Records for the exercise.
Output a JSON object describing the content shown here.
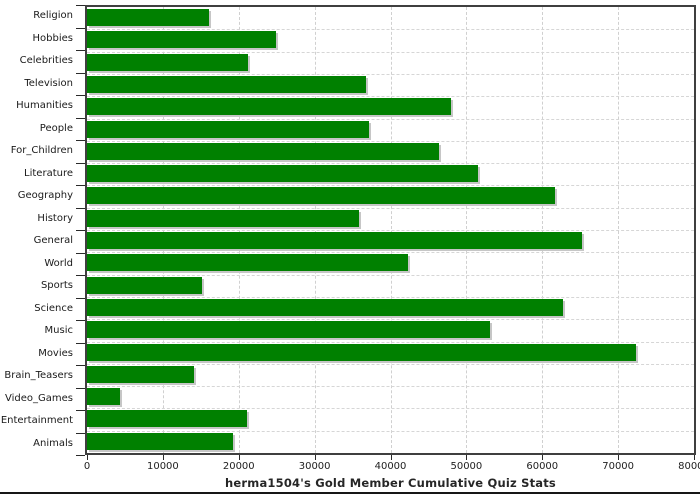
{
  "chart_data": {
    "type": "bar",
    "orientation": "horizontal",
    "title": "herma1504's Gold Member Cumulative Quiz Stats",
    "categories": [
      "Religion",
      "Hobbies",
      "Celebrities",
      "Television",
      "Humanities",
      "People",
      "For_Children",
      "Literature",
      "Geography",
      "History",
      "General",
      "World",
      "Sports",
      "Science",
      "Music",
      "Movies",
      "Brain_Teasers",
      "Video_Games",
      "Entertainment",
      "Animals"
    ],
    "values": [
      16100,
      24900,
      21200,
      36800,
      48000,
      37200,
      46400,
      51500,
      61700,
      35900,
      65300,
      42300,
      15100,
      62800,
      53100,
      72300,
      14100,
      4400,
      21100,
      19300
    ],
    "xlim": [
      0,
      80000
    ],
    "x_ticks": [
      0,
      10000,
      20000,
      30000,
      40000,
      50000,
      60000,
      70000,
      80000
    ],
    "x_tick_labels": [
      "0",
      "10000",
      "20000",
      "30000",
      "40000",
      "50000",
      "60000",
      "70000",
      "80000"
    ],
    "grid": "dashed",
    "legend": "none",
    "bar_color": "#008000",
    "bar_shadow_color": "#c6c6c6"
  },
  "colors": {
    "background": "#ffffff",
    "plot_border": "#3f3f3f",
    "grid": "#d0d0d0",
    "text": "#1a1a1a"
  }
}
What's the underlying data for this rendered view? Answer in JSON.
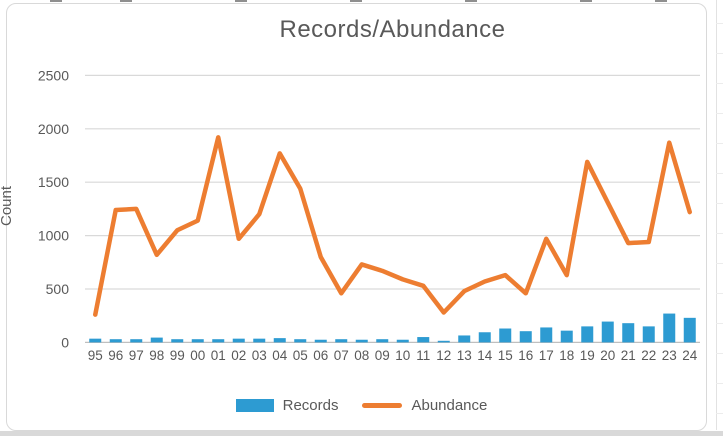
{
  "title": "Records/Abundance",
  "y_axis": {
    "label": "Count",
    "tick_labels": [
      "0",
      "500",
      "1000",
      "1500",
      "2000",
      "2500"
    ]
  },
  "legend": [
    {
      "label": "Records",
      "swatch": "bar",
      "color": "#2d9bd2"
    },
    {
      "label": "Abundance",
      "swatch": "line",
      "color": "#ed7d31"
    }
  ],
  "colors": {
    "bar": "#2d9bd2",
    "line": "#ed7d31",
    "text": "#595959",
    "gridline": "#d9d9d9",
    "axis_line": "#bfbfbf",
    "chart_border": "#d9d9d9"
  },
  "chart_data": {
    "type": "bar",
    "title": "Records/Abundance",
    "xlabel": "",
    "ylabel": "Count",
    "ylim": [
      0,
      2500
    ],
    "ytick_step": 500,
    "grid": true,
    "legend_position": "bottom",
    "categories": [
      "95",
      "96",
      "97",
      "98",
      "99",
      "00",
      "01",
      "02",
      "03",
      "04",
      "05",
      "06",
      "07",
      "08",
      "09",
      "10",
      "11",
      "12",
      "13",
      "14",
      "15",
      "16",
      "17",
      "18",
      "19",
      "20",
      "21",
      "22",
      "23",
      "24"
    ],
    "series": [
      {
        "name": "Records",
        "type": "bar",
        "color": "#2d9bd2",
        "values": [
          35,
          30,
          30,
          45,
          30,
          30,
          30,
          35,
          35,
          40,
          30,
          25,
          30,
          25,
          30,
          25,
          50,
          15,
          65,
          95,
          130,
          105,
          140,
          110,
          150,
          195,
          180,
          150,
          270,
          230
        ]
      },
      {
        "name": "Abundance",
        "type": "line",
        "color": "#ed7d31",
        "values": [
          260,
          1240,
          1250,
          820,
          1050,
          1140,
          1920,
          970,
          1200,
          1770,
          1440,
          800,
          460,
          730,
          670,
          590,
          530,
          280,
          480,
          570,
          630,
          460,
          970,
          630,
          1690,
          1310,
          930,
          940,
          1870,
          1220
        ]
      }
    ]
  }
}
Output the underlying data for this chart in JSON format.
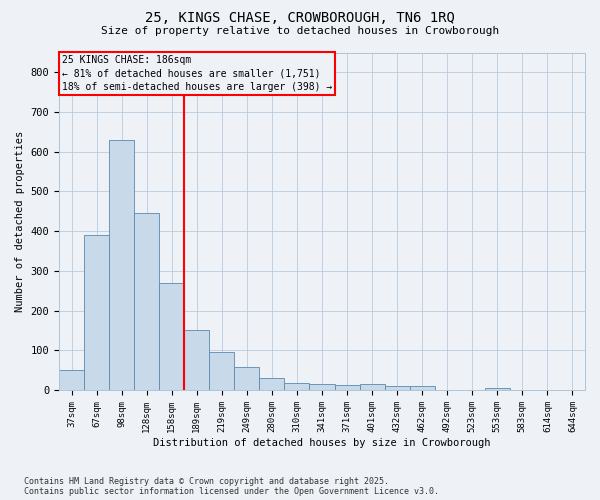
{
  "title": "25, KINGS CHASE, CROWBOROUGH, TN6 1RQ",
  "subtitle": "Size of property relative to detached houses in Crowborough",
  "xlabel": "Distribution of detached houses by size in Crowborough",
  "ylabel": "Number of detached properties",
  "bar_labels": [
    "37sqm",
    "67sqm",
    "98sqm",
    "128sqm",
    "158sqm",
    "189sqm",
    "219sqm",
    "249sqm",
    "280sqm",
    "310sqm",
    "341sqm",
    "371sqm",
    "401sqm",
    "432sqm",
    "462sqm",
    "492sqm",
    "523sqm",
    "553sqm",
    "583sqm",
    "614sqm",
    "644sqm"
  ],
  "bar_values": [
    50,
    390,
    630,
    445,
    270,
    150,
    95,
    58,
    30,
    18,
    15,
    12,
    15,
    10,
    10,
    0,
    0,
    5,
    0,
    0,
    0
  ],
  "bar_color": "#c8d9ea",
  "bar_edge_color": "#5a8ab0",
  "vline_index": 4.5,
  "vline_label": "25 KINGS CHASE: 186sqm",
  "annotation_line1": "← 81% of detached houses are smaller (1,751)",
  "annotation_line2": "18% of semi-detached houses are larger (398) →",
  "ylim": [
    0,
    850
  ],
  "yticks": [
    0,
    100,
    200,
    300,
    400,
    500,
    600,
    700,
    800
  ],
  "bg_color": "#eef2f7",
  "grid_color": "#b0c4d8",
  "footnote1": "Contains HM Land Registry data © Crown copyright and database right 2025.",
  "footnote2": "Contains public sector information licensed under the Open Government Licence v3.0."
}
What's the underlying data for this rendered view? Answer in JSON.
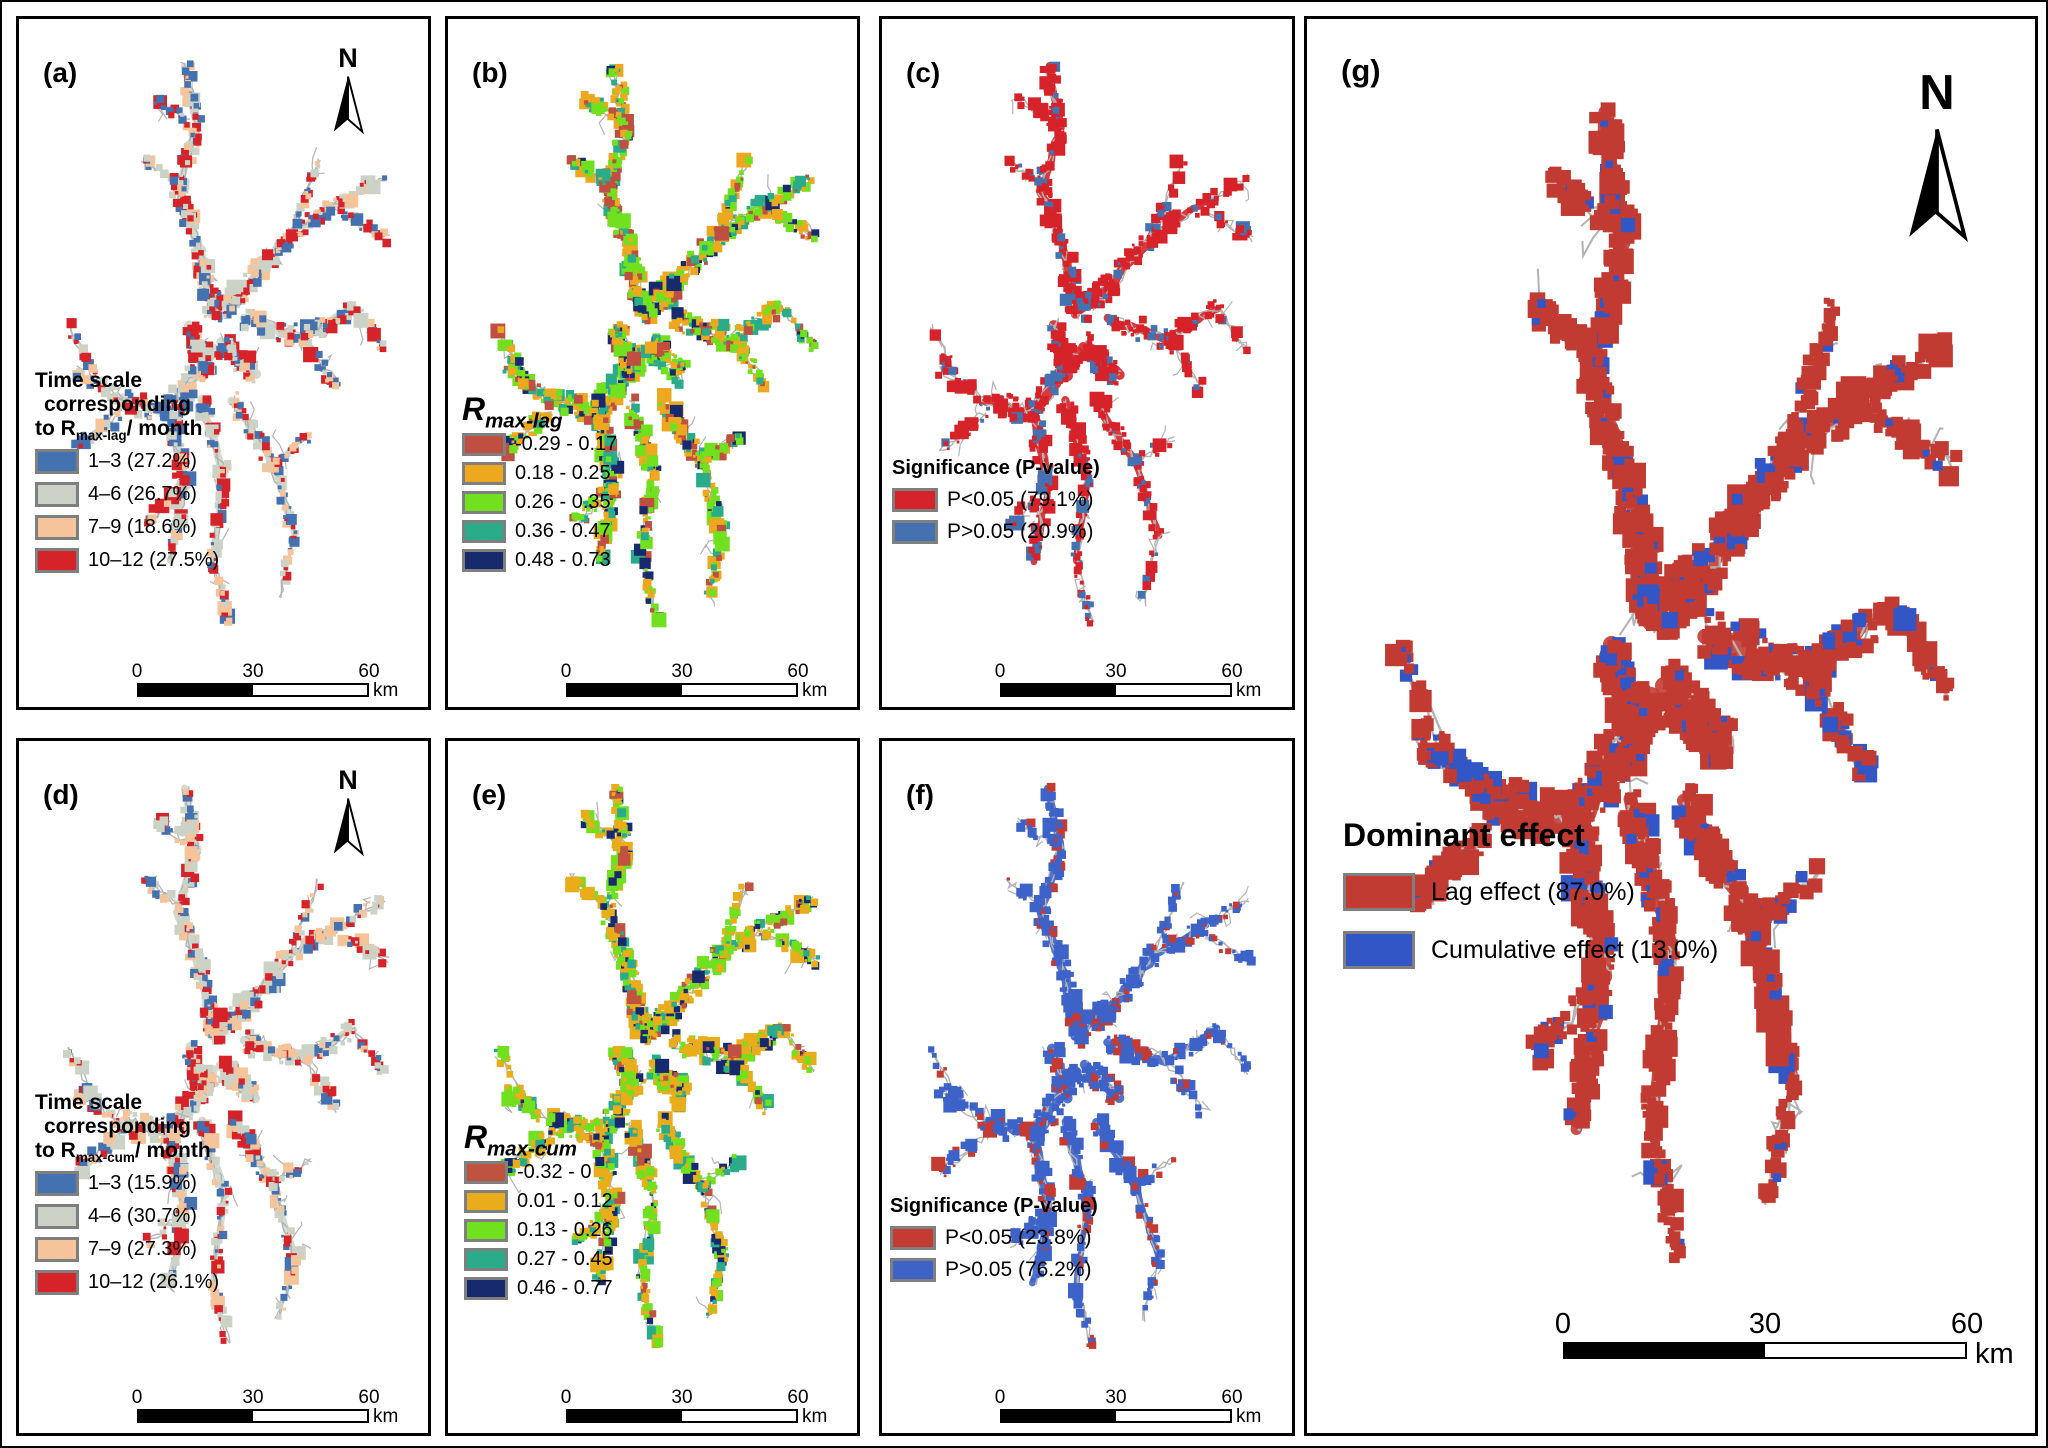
{
  "figure": {
    "panels": [
      {
        "id": "a",
        "label": "(a)",
        "north_arrow": true,
        "north_label": "N",
        "legend": {
          "title_lines": [
            [
              {
                "text": "Time scale"
              }
            ],
            [
              {
                "text": "corresponding"
              }
            ],
            [
              {
                "text": "to R"
              },
              {
                "text": "max-lag",
                "sub": true
              },
              {
                "text": "/ month"
              }
            ]
          ],
          "items": [
            {
              "color": "#4472b0",
              "label": "1–3 (27.2%)"
            },
            {
              "color": "#ccd3c6",
              "label": "4–6 (26.7%)"
            },
            {
              "color": "#f6c49b",
              "label": "7–9 (18.6%)"
            },
            {
              "color": "#d62329",
              "label": "10–12 (27.5%)"
            }
          ]
        },
        "scalebar": {
          "ticks": [
            "0",
            "30",
            "60"
          ],
          "unit": "km"
        },
        "map": {
          "seed": 3,
          "cells": 900,
          "outline": "#b3b3b3",
          "base": "#cfd6c9",
          "palette": [
            {
              "color": "#4472b0",
              "weight": 27.2
            },
            {
              "color": "#ccd3c6",
              "weight": 26.7
            },
            {
              "color": "#f6c49b",
              "weight": 18.6
            },
            {
              "color": "#d62329",
              "weight": 27.5
            }
          ]
        }
      },
      {
        "id": "b",
        "label": "(b)",
        "north_arrow": false,
        "legend": {
          "title_lines": [
            [
              {
                "text": "R"
              },
              {
                "text": "max-lag",
                "sub": true
              }
            ]
          ],
          "items": [
            {
              "color": "#bf4f41",
              "label": "-0.29 - 0.17"
            },
            {
              "color": "#eda81f",
              "label": "0.18 - 0.25"
            },
            {
              "color": "#70e01f",
              "label": "0.26 - 0.35"
            },
            {
              "color": "#2aab8a",
              "label": "0.36 - 0.47"
            },
            {
              "color": "#172a6e",
              "label": "0.48 - 0.73"
            }
          ]
        },
        "scalebar": {
          "ticks": [
            "0",
            "30",
            "60"
          ],
          "unit": "km"
        },
        "map": {
          "seed": 7,
          "cells": 1500,
          "outline": "#b3b3b3",
          "base": null,
          "palette": [
            {
              "color": "#bf4f41",
              "weight": 12
            },
            {
              "color": "#eda81f",
              "weight": 30
            },
            {
              "color": "#70e01f",
              "weight": 32
            },
            {
              "color": "#2aab8a",
              "weight": 16
            },
            {
              "color": "#172a6e",
              "weight": 10
            }
          ]
        }
      },
      {
        "id": "c",
        "label": "(c)",
        "north_arrow": false,
        "legend": {
          "title_lines": [
            [
              {
                "text": "Significance (P-value)"
              }
            ]
          ],
          "items": [
            {
              "color": "#d62329",
              "label": "P<0.05 (79.1%)"
            },
            {
              "color": "#4472b0",
              "label": "P>0.05 (20.9%)"
            }
          ]
        },
        "scalebar": {
          "ticks": [
            "0",
            "30",
            "60"
          ],
          "unit": "km"
        },
        "map": {
          "seed": 5,
          "cells": 760,
          "outline": "#b3b3b3",
          "base": "#d62329",
          "palette": [
            {
              "color": "#d62329",
              "weight": 79.1
            },
            {
              "color": "#4472b0",
              "weight": 20.9
            }
          ]
        }
      },
      {
        "id": "d",
        "label": "(d)",
        "north_arrow": true,
        "north_label": "N",
        "legend": {
          "title_lines": [
            [
              {
                "text": "Time scale"
              }
            ],
            [
              {
                "text": "corresponding"
              }
            ],
            [
              {
                "text": "to R"
              },
              {
                "text": "max-cum",
                "sub": true
              },
              {
                "text": "/ month"
              }
            ]
          ],
          "items": [
            {
              "color": "#4472b0",
              "label": "1–3 (15.9%)"
            },
            {
              "color": "#ccd3c6",
              "label": "4–6 (30.7%)"
            },
            {
              "color": "#f6c49b",
              "label": "7–9 (27.3%)"
            },
            {
              "color": "#d62329",
              "label": "10–12 (26.1%)"
            }
          ]
        },
        "scalebar": {
          "ticks": [
            "0",
            "30",
            "60"
          ],
          "unit": "km"
        },
        "map": {
          "seed": 9,
          "cells": 900,
          "outline": "#b3b3b3",
          "base": "#cfd6c9",
          "palette": [
            {
              "color": "#4472b0",
              "weight": 15.9
            },
            {
              "color": "#ccd3c6",
              "weight": 30.7
            },
            {
              "color": "#f6c49b",
              "weight": 27.3
            },
            {
              "color": "#d62329",
              "weight": 26.1
            }
          ]
        }
      },
      {
        "id": "e",
        "label": "(e)",
        "north_arrow": false,
        "legend": {
          "title_lines": [
            [
              {
                "text": "R"
              },
              {
                "text": "max-cum",
                "sub": true
              }
            ]
          ],
          "items": [
            {
              "color": "#bf5340",
              "label": "-0.32 - 0"
            },
            {
              "color": "#e9ac1b",
              "label": "0.01 - 0.12"
            },
            {
              "color": "#70e01f",
              "label": "0.13 - 0.26"
            },
            {
              "color": "#2aab8a",
              "label": "0.27 - 0.45"
            },
            {
              "color": "#172a6e",
              "label": "0.46 - 0.77"
            }
          ]
        },
        "scalebar": {
          "ticks": [
            "0",
            "30",
            "60"
          ],
          "unit": "km"
        },
        "map": {
          "seed": 4,
          "cells": 1500,
          "outline": "#b3b3b3",
          "base": null,
          "palette": [
            {
              "color": "#bf5340",
              "weight": 8
            },
            {
              "color": "#e9ac1b",
              "weight": 40
            },
            {
              "color": "#70e01f",
              "weight": 28
            },
            {
              "color": "#2aab8a",
              "weight": 14
            },
            {
              "color": "#172a6e",
              "weight": 10
            }
          ]
        }
      },
      {
        "id": "f",
        "label": "(f)",
        "north_arrow": false,
        "legend": {
          "title_lines": [
            [
              {
                "text": "Significance (P-value)"
              }
            ]
          ],
          "items": [
            {
              "color": "#c53a31",
              "label": "P<0.05 (23.8%)"
            },
            {
              "color": "#3d63c8",
              "label": "P>0.05 (76.2%)"
            }
          ]
        },
        "scalebar": {
          "ticks": [
            "0",
            "30",
            "60"
          ],
          "unit": "km"
        },
        "map": {
          "seed": 6,
          "cells": 760,
          "outline": "#b3b3b3",
          "base": "#3d63c8",
          "palette": [
            {
              "color": "#c53a31",
              "weight": 23.8
            },
            {
              "color": "#3d63c8",
              "weight": 76.2
            }
          ]
        }
      },
      {
        "id": "g",
        "label": "(g)",
        "north_arrow": true,
        "north_label": "N",
        "legend": {
          "title_lines": [
            [
              {
                "text": "Dominant effect"
              }
            ]
          ],
          "items": [
            {
              "color": "#c23b32",
              "label": "Lag effect (87.0%)"
            },
            {
              "color": "#3356c6",
              "label": "Cumulative effect (13.0%)"
            }
          ]
        },
        "scalebar": {
          "ticks": [
            "0",
            "30",
            "60"
          ],
          "unit": "km"
        },
        "map": {
          "seed": 8,
          "cells": 2100,
          "outline": "#b3b3b3",
          "base": "#c23b32",
          "palette": [
            {
              "color": "#c23b32",
              "weight": 87
            },
            {
              "color": "#3356c6",
              "weight": 13
            }
          ]
        }
      }
    ]
  }
}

Exercise task. Every line above that contains the word "seed" should be reported.

Output below.
          "seed": 3,
          "seed": 7,
          "seed": 5,
          "seed": 9,
          "seed": 4,
          "seed": 6,
          "seed": 8,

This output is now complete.